_Task input_.
┄┄┄┄┄┄┄┄┄┄

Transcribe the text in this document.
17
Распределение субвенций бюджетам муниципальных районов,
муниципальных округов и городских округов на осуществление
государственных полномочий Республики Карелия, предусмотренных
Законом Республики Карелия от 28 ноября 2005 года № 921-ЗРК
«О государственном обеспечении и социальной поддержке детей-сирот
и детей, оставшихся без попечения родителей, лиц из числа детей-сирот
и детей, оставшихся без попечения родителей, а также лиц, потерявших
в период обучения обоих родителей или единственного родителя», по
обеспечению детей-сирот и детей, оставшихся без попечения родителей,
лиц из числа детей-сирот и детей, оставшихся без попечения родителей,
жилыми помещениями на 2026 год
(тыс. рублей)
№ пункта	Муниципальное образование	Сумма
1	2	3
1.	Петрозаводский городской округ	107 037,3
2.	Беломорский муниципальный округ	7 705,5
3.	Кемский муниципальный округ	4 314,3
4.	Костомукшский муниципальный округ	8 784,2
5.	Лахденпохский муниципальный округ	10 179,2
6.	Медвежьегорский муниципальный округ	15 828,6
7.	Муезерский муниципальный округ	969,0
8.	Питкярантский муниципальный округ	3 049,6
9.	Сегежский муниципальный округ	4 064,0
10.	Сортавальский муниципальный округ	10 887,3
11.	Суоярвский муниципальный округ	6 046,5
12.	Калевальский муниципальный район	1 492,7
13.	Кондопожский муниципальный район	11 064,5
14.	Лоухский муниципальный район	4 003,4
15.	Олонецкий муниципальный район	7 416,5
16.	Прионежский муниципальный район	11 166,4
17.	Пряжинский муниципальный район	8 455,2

┄┄┄┄┄┄┄┄┄┄

_Exercise directions_. All lines of the data above that include the word "детей" must be shown.

_Output of the task_.
«О государственном обеспечении и социальной поддержке детей-сирот
и детей, оставшихся без попечения родителей, лиц из числа детей-сирот
и детей, оставшихся без попечения родителей, а также лиц, потерявших
обеспечению детей-сирот и детей, оставшихся без попечения родителей,
лиц из числа детей-сирот и детей, оставшихся без попечения родителей,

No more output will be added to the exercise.